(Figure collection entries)
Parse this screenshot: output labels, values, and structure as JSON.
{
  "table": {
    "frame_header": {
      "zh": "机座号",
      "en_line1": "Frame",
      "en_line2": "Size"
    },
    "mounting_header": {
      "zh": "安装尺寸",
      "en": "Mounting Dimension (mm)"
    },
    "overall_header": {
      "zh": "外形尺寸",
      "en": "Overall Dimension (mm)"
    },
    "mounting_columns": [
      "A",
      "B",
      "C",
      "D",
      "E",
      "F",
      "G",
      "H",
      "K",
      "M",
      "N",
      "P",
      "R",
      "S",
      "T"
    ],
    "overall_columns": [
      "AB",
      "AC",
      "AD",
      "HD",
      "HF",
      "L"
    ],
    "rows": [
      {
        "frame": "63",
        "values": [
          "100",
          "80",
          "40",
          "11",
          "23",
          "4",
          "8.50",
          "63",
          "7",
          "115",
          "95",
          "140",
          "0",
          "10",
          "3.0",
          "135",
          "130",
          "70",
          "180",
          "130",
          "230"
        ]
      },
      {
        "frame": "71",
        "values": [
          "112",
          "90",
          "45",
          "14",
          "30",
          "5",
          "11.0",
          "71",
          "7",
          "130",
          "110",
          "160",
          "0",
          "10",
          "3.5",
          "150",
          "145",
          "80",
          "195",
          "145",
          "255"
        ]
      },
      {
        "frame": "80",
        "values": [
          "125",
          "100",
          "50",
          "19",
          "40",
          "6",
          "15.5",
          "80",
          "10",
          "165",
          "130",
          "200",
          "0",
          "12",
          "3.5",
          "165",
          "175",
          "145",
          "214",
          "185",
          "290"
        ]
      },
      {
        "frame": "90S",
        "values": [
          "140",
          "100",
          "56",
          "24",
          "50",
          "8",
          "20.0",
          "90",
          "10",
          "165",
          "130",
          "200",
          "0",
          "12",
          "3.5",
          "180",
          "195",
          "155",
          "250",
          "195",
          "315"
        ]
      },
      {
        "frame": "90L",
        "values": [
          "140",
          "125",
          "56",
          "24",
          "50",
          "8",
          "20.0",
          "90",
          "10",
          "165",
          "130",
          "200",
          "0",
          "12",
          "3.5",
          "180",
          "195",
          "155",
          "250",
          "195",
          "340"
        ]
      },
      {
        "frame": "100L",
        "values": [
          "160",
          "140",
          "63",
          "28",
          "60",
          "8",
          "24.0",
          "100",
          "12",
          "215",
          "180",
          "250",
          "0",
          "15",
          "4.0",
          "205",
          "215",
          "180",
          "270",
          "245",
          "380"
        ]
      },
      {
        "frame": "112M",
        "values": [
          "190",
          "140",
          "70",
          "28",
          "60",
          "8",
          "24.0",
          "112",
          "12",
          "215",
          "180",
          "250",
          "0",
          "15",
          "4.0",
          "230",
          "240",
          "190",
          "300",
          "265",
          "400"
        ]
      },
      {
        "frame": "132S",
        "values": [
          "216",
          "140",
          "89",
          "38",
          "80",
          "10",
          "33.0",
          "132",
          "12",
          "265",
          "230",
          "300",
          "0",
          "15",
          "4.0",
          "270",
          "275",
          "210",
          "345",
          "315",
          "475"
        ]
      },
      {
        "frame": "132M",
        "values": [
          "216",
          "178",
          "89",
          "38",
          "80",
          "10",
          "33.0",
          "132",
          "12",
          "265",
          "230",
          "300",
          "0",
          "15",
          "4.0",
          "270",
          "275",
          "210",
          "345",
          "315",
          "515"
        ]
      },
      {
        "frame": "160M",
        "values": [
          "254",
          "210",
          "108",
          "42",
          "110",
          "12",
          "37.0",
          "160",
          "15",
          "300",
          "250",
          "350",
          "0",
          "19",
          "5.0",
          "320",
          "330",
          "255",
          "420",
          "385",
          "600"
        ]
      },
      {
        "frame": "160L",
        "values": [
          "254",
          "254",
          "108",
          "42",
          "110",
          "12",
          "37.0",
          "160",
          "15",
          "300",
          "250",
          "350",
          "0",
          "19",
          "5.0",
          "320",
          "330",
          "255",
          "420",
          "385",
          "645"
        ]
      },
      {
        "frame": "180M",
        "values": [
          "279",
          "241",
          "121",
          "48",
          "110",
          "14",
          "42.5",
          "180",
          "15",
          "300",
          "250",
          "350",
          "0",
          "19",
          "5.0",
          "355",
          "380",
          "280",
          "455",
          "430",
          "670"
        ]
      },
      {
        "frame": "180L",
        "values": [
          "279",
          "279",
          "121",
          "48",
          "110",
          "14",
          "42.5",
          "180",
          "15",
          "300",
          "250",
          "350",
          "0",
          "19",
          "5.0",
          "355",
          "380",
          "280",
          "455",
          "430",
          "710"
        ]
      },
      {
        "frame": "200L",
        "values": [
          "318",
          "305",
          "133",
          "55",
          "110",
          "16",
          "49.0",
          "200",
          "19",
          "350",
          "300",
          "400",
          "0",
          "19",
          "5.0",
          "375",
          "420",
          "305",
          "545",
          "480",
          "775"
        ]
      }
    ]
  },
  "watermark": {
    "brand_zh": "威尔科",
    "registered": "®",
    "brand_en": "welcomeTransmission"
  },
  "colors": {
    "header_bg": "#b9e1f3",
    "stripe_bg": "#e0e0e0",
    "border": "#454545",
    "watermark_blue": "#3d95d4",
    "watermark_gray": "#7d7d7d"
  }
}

--- Exercise task ---
Above are the records; retype them all without a single difference.

--- Response to the task ---
Parse this screenshot: output labels, values, and structure as JSON.
{
  "table": {
    "frame_header": {
      "zh": "机座号",
      "en_line1": "Frame",
      "en_line2": "Size"
    },
    "mounting_header": {
      "zh": "安装尺寸",
      "en": "Mounting Dimension (mm)"
    },
    "overall_header": {
      "zh": "外形尺寸",
      "en": "Overall Dimension (mm)"
    },
    "mounting_columns": [
      "A",
      "B",
      "C",
      "D",
      "E",
      "F",
      "G",
      "H",
      "K",
      "M",
      "N",
      "P",
      "R",
      "S",
      "T"
    ],
    "overall_columns": [
      "AB",
      "AC",
      "AD",
      "HD",
      "HF",
      "L"
    ],
    "rows": [
      {
        "frame": "63",
        "values": [
          "100",
          "80",
          "40",
          "11",
          "23",
          "4",
          "8.50",
          "63",
          "7",
          "115",
          "95",
          "140",
          "0",
          "10",
          "3.0",
          "135",
          "130",
          "70",
          "180",
          "130",
          "230"
        ]
      },
      {
        "frame": "71",
        "values": [
          "112",
          "90",
          "45",
          "14",
          "30",
          "5",
          "11.0",
          "71",
          "7",
          "130",
          "110",
          "160",
          "0",
          "10",
          "3.5",
          "150",
          "145",
          "80",
          "195",
          "145",
          "255"
        ]
      },
      {
        "frame": "80",
        "values": [
          "125",
          "100",
          "50",
          "19",
          "40",
          "6",
          "15.5",
          "80",
          "10",
          "165",
          "130",
          "200",
          "0",
          "12",
          "3.5",
          "165",
          "175",
          "145",
          "214",
          "185",
          "290"
        ]
      },
      {
        "frame": "90S",
        "values": [
          "140",
          "100",
          "56",
          "24",
          "50",
          "8",
          "20.0",
          "90",
          "10",
          "165",
          "130",
          "200",
          "0",
          "12",
          "3.5",
          "180",
          "195",
          "155",
          "250",
          "195",
          "315"
        ]
      },
      {
        "frame": "90L",
        "values": [
          "140",
          "125",
          "56",
          "24",
          "50",
          "8",
          "20.0",
          "90",
          "10",
          "165",
          "130",
          "200",
          "0",
          "12",
          "3.5",
          "180",
          "195",
          "155",
          "250",
          "195",
          "340"
        ]
      },
      {
        "frame": "100L",
        "values": [
          "160",
          "140",
          "63",
          "28",
          "60",
          "8",
          "24.0",
          "100",
          "12",
          "215",
          "180",
          "250",
          "0",
          "15",
          "4.0",
          "205",
          "215",
          "180",
          "270",
          "245",
          "380"
        ]
      },
      {
        "frame": "112M",
        "values": [
          "190",
          "140",
          "70",
          "28",
          "60",
          "8",
          "24.0",
          "112",
          "12",
          "215",
          "180",
          "250",
          "0",
          "15",
          "4.0",
          "230",
          "240",
          "190",
          "300",
          "265",
          "400"
        ]
      },
      {
        "frame": "132S",
        "values": [
          "216",
          "140",
          "89",
          "38",
          "80",
          "10",
          "33.0",
          "132",
          "12",
          "265",
          "230",
          "300",
          "0",
          "15",
          "4.0",
          "270",
          "275",
          "210",
          "345",
          "315",
          "475"
        ]
      },
      {
        "frame": "132M",
        "values": [
          "216",
          "178",
          "89",
          "38",
          "80",
          "10",
          "33.0",
          "132",
          "12",
          "265",
          "230",
          "300",
          "0",
          "15",
          "4.0",
          "270",
          "275",
          "210",
          "345",
          "315",
          "515"
        ]
      },
      {
        "frame": "160M",
        "values": [
          "254",
          "210",
          "108",
          "42",
          "110",
          "12",
          "37.0",
          "160",
          "15",
          "300",
          "250",
          "350",
          "0",
          "19",
          "5.0",
          "320",
          "330",
          "255",
          "420",
          "385",
          "600"
        ]
      },
      {
        "frame": "160L",
        "values": [
          "254",
          "254",
          "108",
          "42",
          "110",
          "12",
          "37.0",
          "160",
          "15",
          "300",
          "250",
          "350",
          "0",
          "19",
          "5.0",
          "320",
          "330",
          "255",
          "420",
          "385",
          "645"
        ]
      },
      {
        "frame": "180M",
        "values": [
          "279",
          "241",
          "121",
          "48",
          "110",
          "14",
          "42.5",
          "180",
          "15",
          "300",
          "250",
          "350",
          "0",
          "19",
          "5.0",
          "355",
          "380",
          "280",
          "455",
          "430",
          "670"
        ]
      },
      {
        "frame": "180L",
        "values": [
          "279",
          "279",
          "121",
          "48",
          "110",
          "14",
          "42.5",
          "180",
          "15",
          "300",
          "250",
          "350",
          "0",
          "19",
          "5.0",
          "355",
          "380",
          "280",
          "455",
          "430",
          "710"
        ]
      },
      {
        "frame": "200L",
        "values": [
          "318",
          "305",
          "133",
          "55",
          "110",
          "16",
          "49.0",
          "200",
          "19",
          "350",
          "300",
          "400",
          "0",
          "19",
          "5.0",
          "375",
          "420",
          "305",
          "545",
          "480",
          "775"
        ]
      }
    ]
  },
  "watermark": {
    "brand_zh": "威尔科",
    "registered": "®",
    "brand_en": "welcomeTransmission"
  },
  "colors": {
    "header_bg": "#b9e1f3",
    "stripe_bg": "#e0e0e0",
    "border": "#454545",
    "watermark_blue": "#3d95d4",
    "watermark_gray": "#7d7d7d"
  }
}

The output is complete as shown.